### Set problem
Repeat each record exactly. Any picture gets left out.

--- start Record list ---

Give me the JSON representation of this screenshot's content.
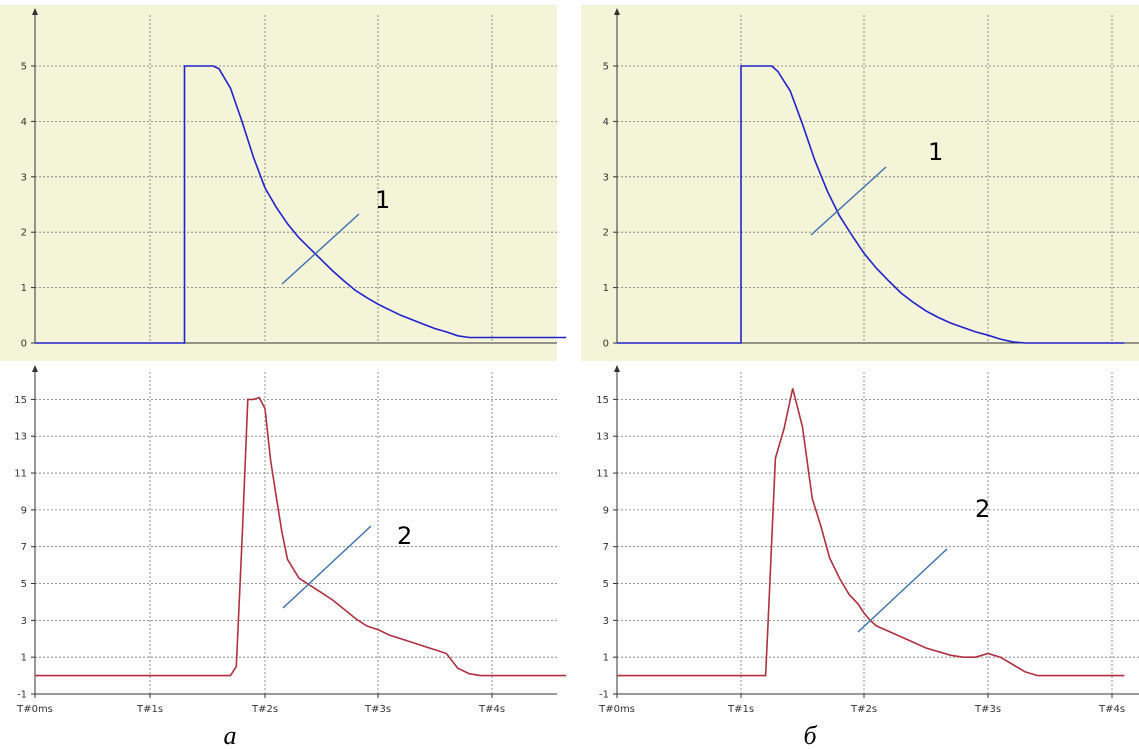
{
  "chart_data": [
    {
      "panel": "a",
      "upper": {
        "type": "line",
        "color": "#2222cc",
        "background": "#f4f4d8",
        "ylim": [
          0,
          5
        ],
        "yticks": [
          "0",
          "1",
          "2",
          "3",
          "4",
          "5"
        ],
        "xlim": [
          0,
          4.65
        ],
        "grid": true,
        "x": [
          0,
          1.3,
          1.3,
          1.55,
          1.6,
          1.7,
          1.8,
          1.9,
          2.0,
          2.1,
          2.2,
          2.3,
          2.4,
          2.5,
          2.6,
          2.7,
          2.8,
          2.9,
          3.0,
          3.1,
          3.2,
          3.3,
          3.4,
          3.5,
          3.6,
          3.7,
          3.8,
          3.9,
          4.0,
          4.65
        ],
        "values": [
          0,
          0,
          5,
          5,
          4.95,
          4.6,
          4.0,
          3.35,
          2.8,
          2.45,
          2.15,
          1.9,
          1.7,
          1.5,
          1.3,
          1.12,
          0.95,
          0.82,
          0.7,
          0.6,
          0.5,
          0.42,
          0.34,
          0.26,
          0.2,
          0.13,
          0.1,
          0.1,
          0.1,
          0.1
        ],
        "series_label": "1"
      },
      "lower": {
        "type": "line",
        "color": "#b03040",
        "background": "#ffffff",
        "ylim": [
          -1,
          16
        ],
        "yticks": [
          "-1",
          "1",
          "3",
          "5",
          "7",
          "9",
          "11",
          "13",
          "15"
        ],
        "xticks": [
          "T#0ms",
          "T#1s",
          "T#2s",
          "T#3s",
          "T#4s"
        ],
        "xlim": [
          0,
          4.65
        ],
        "grid": true,
        "x": [
          0,
          1.7,
          1.75,
          1.8,
          1.85,
          1.9,
          1.95,
          2.0,
          2.05,
          2.1,
          2.15,
          2.2,
          2.3,
          2.4,
          2.5,
          2.6,
          2.7,
          2.8,
          2.9,
          3.0,
          3.1,
          3.2,
          3.3,
          3.4,
          3.5,
          3.6,
          3.7,
          3.8,
          3.9,
          4.0,
          4.65
        ],
        "values": [
          0,
          0,
          0.5,
          7.3,
          15,
          15,
          15.1,
          14.5,
          11.7,
          9.7,
          7.8,
          6.3,
          5.3,
          4.9,
          4.5,
          4.1,
          3.6,
          3.1,
          2.7,
          2.5,
          2.2,
          2.0,
          1.8,
          1.6,
          1.4,
          1.2,
          0.4,
          0.1,
          0,
          0,
          0
        ],
        "series_label": "2"
      },
      "caption": "а"
    },
    {
      "panel": "b",
      "upper": {
        "type": "line",
        "color": "#2222cc",
        "background": "#f4f4d8",
        "ylim": [
          0,
          5
        ],
        "yticks": [
          "0",
          "1",
          "2",
          "3",
          "4",
          "5"
        ],
        "xlim": [
          0,
          4.1
        ],
        "grid": true,
        "x": [
          0,
          1.0,
          1.0,
          1.25,
          1.3,
          1.4,
          1.5,
          1.6,
          1.7,
          1.8,
          1.9,
          2.0,
          2.1,
          2.2,
          2.3,
          2.4,
          2.5,
          2.6,
          2.7,
          2.8,
          2.9,
          3.0,
          3.1,
          3.2,
          3.3,
          3.4,
          4.1
        ],
        "values": [
          0,
          0,
          5,
          5,
          4.9,
          4.55,
          3.95,
          3.3,
          2.75,
          2.3,
          1.95,
          1.62,
          1.35,
          1.12,
          0.9,
          0.73,
          0.58,
          0.46,
          0.36,
          0.28,
          0.2,
          0.14,
          0.07,
          0.02,
          0,
          0,
          0
        ],
        "series_label": "1"
      },
      "lower": {
        "type": "line",
        "color": "#b03040",
        "background": "#ffffff",
        "ylim": [
          -1,
          16
        ],
        "yticks": [
          "-1",
          "1",
          "3",
          "5",
          "7",
          "9",
          "11",
          "13",
          "15"
        ],
        "xticks": [
          "T#0ms",
          "T#1s",
          "T#2s",
          "T#3s",
          "T#4s"
        ],
        "xlim": [
          0,
          4.1
        ],
        "grid": true,
        "x": [
          0,
          1.2,
          1.22,
          1.28,
          1.35,
          1.42,
          1.5,
          1.58,
          1.65,
          1.72,
          1.8,
          1.88,
          1.95,
          2.0,
          2.05,
          2.1,
          2.2,
          2.3,
          2.4,
          2.5,
          2.6,
          2.7,
          2.8,
          2.9,
          3.0,
          3.1,
          3.2,
          3.3,
          3.4,
          3.5,
          3.6,
          4.1
        ],
        "values": [
          0,
          0,
          2.9,
          11.8,
          13.4,
          15.6,
          13.5,
          9.6,
          8.1,
          6.4,
          5.3,
          4.4,
          3.9,
          3.4,
          3.0,
          2.7,
          2.4,
          2.1,
          1.8,
          1.5,
          1.3,
          1.1,
          1.0,
          1.0,
          1.2,
          1.0,
          0.6,
          0.2,
          0,
          0,
          0,
          0
        ],
        "series_label": "2"
      },
      "caption": "б"
    }
  ]
}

--- end Record list ---

### Response
Give me the JSON representation of this screenshot's content.
{
  "chart_data": [
    {
      "panel": "a",
      "upper": {
        "type": "line",
        "color": "#2222cc",
        "background": "#f4f4d8",
        "ylim": [
          0,
          5
        ],
        "yticks": [
          "0",
          "1",
          "2",
          "3",
          "4",
          "5"
        ],
        "xlim": [
          0,
          4.65
        ],
        "grid": true,
        "x": [
          0,
          1.3,
          1.3,
          1.55,
          1.6,
          1.7,
          1.8,
          1.9,
          2.0,
          2.1,
          2.2,
          2.3,
          2.4,
          2.5,
          2.6,
          2.7,
          2.8,
          2.9,
          3.0,
          3.1,
          3.2,
          3.3,
          3.4,
          3.5,
          3.6,
          3.7,
          3.8,
          3.9,
          4.0,
          4.65
        ],
        "values": [
          0,
          0,
          5,
          5,
          4.95,
          4.6,
          4.0,
          3.35,
          2.8,
          2.45,
          2.15,
          1.9,
          1.7,
          1.5,
          1.3,
          1.12,
          0.95,
          0.82,
          0.7,
          0.6,
          0.5,
          0.42,
          0.34,
          0.26,
          0.2,
          0.13,
          0.1,
          0.1,
          0.1,
          0.1
        ],
        "series_label": "1"
      },
      "lower": {
        "type": "line",
        "color": "#b03040",
        "background": "#ffffff",
        "ylim": [
          -1,
          16
        ],
        "yticks": [
          "-1",
          "1",
          "3",
          "5",
          "7",
          "9",
          "11",
          "13",
          "15"
        ],
        "xticks": [
          "T#0ms",
          "T#1s",
          "T#2s",
          "T#3s",
          "T#4s"
        ],
        "xlim": [
          0,
          4.65
        ],
        "grid": true,
        "x": [
          0,
          1.7,
          1.75,
          1.8,
          1.85,
          1.9,
          1.95,
          2.0,
          2.05,
          2.1,
          2.15,
          2.2,
          2.3,
          2.4,
          2.5,
          2.6,
          2.7,
          2.8,
          2.9,
          3.0,
          3.1,
          3.2,
          3.3,
          3.4,
          3.5,
          3.6,
          3.7,
          3.8,
          3.9,
          4.0,
          4.65
        ],
        "values": [
          0,
          0,
          0.5,
          7.3,
          15,
          15,
          15.1,
          14.5,
          11.7,
          9.7,
          7.8,
          6.3,
          5.3,
          4.9,
          4.5,
          4.1,
          3.6,
          3.1,
          2.7,
          2.5,
          2.2,
          2.0,
          1.8,
          1.6,
          1.4,
          1.2,
          0.4,
          0.1,
          0,
          0,
          0
        ],
        "series_label": "2"
      },
      "caption": "а"
    },
    {
      "panel": "b",
      "upper": {
        "type": "line",
        "color": "#2222cc",
        "background": "#f4f4d8",
        "ylim": [
          0,
          5
        ],
        "yticks": [
          "0",
          "1",
          "2",
          "3",
          "4",
          "5"
        ],
        "xlim": [
          0,
          4.1
        ],
        "grid": true,
        "x": [
          0,
          1.0,
          1.0,
          1.25,
          1.3,
          1.4,
          1.5,
          1.6,
          1.7,
          1.8,
          1.9,
          2.0,
          2.1,
          2.2,
          2.3,
          2.4,
          2.5,
          2.6,
          2.7,
          2.8,
          2.9,
          3.0,
          3.1,
          3.2,
          3.3,
          3.4,
          4.1
        ],
        "values": [
          0,
          0,
          5,
          5,
          4.9,
          4.55,
          3.95,
          3.3,
          2.75,
          2.3,
          1.95,
          1.62,
          1.35,
          1.12,
          0.9,
          0.73,
          0.58,
          0.46,
          0.36,
          0.28,
          0.2,
          0.14,
          0.07,
          0.02,
          0,
          0,
          0
        ],
        "series_label": "1"
      },
      "lower": {
        "type": "line",
        "color": "#b03040",
        "background": "#ffffff",
        "ylim": [
          -1,
          16
        ],
        "yticks": [
          "-1",
          "1",
          "3",
          "5",
          "7",
          "9",
          "11",
          "13",
          "15"
        ],
        "xticks": [
          "T#0ms",
          "T#1s",
          "T#2s",
          "T#3s",
          "T#4s"
        ],
        "xlim": [
          0,
          4.1
        ],
        "grid": true,
        "x": [
          0,
          1.2,
          1.22,
          1.28,
          1.35,
          1.42,
          1.5,
          1.58,
          1.65,
          1.72,
          1.8,
          1.88,
          1.95,
          2.0,
          2.05,
          2.1,
          2.2,
          2.3,
          2.4,
          2.5,
          2.6,
          2.7,
          2.8,
          2.9,
          3.0,
          3.1,
          3.2,
          3.3,
          3.4,
          3.5,
          3.6,
          4.1
        ],
        "values": [
          0,
          0,
          2.9,
          11.8,
          13.4,
          15.6,
          13.5,
          9.6,
          8.1,
          6.4,
          5.3,
          4.4,
          3.9,
          3.4,
          3.0,
          2.7,
          2.4,
          2.1,
          1.8,
          1.5,
          1.3,
          1.1,
          1.0,
          1.0,
          1.2,
          1.0,
          0.6,
          0.2,
          0,
          0,
          0,
          0
        ],
        "series_label": "2"
      },
      "caption": "б"
    }
  ]
}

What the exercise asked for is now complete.